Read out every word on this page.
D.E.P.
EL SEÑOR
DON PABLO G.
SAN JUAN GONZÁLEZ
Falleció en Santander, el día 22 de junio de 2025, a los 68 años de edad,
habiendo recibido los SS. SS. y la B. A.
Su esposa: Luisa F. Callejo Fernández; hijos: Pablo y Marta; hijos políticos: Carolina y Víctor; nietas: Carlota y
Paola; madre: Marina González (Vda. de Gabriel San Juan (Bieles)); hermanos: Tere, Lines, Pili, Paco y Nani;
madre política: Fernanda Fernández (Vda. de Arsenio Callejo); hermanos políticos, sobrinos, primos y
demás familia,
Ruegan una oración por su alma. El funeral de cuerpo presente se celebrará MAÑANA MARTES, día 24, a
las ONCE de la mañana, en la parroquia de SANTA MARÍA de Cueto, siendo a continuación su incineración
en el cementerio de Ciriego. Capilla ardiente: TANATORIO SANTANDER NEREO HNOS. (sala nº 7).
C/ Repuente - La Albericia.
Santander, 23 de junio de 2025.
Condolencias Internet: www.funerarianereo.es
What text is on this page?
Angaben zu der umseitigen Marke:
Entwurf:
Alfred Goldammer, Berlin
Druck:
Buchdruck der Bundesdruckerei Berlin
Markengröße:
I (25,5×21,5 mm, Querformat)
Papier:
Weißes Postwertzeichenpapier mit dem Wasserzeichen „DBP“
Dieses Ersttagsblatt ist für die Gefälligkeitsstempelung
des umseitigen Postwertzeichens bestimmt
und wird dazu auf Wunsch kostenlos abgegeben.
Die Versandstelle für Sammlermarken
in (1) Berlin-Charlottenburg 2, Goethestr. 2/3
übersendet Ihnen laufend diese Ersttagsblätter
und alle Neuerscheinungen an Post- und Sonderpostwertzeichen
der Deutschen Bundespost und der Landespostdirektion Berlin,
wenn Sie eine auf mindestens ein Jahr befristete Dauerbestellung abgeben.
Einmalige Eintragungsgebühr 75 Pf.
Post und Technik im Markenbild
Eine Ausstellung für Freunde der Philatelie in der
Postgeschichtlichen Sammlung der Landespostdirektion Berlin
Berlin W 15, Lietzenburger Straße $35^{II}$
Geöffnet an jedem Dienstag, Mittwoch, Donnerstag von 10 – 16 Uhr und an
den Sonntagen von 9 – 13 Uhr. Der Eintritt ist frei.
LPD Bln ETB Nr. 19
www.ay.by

====

Lines that include the word "hermanos" are to be extracted from the data above.

**EXERCISE SOLUTION**
Paola; madre: Marina González (Vda. de Gabriel San Juan (Bieles)); hermanos: Tere, Lines, Pili, Paco y Nani;
madre política: Fernanda Fernández (Vda. de Arsenio Callejo); hermanos políticos, sobrinos, primos y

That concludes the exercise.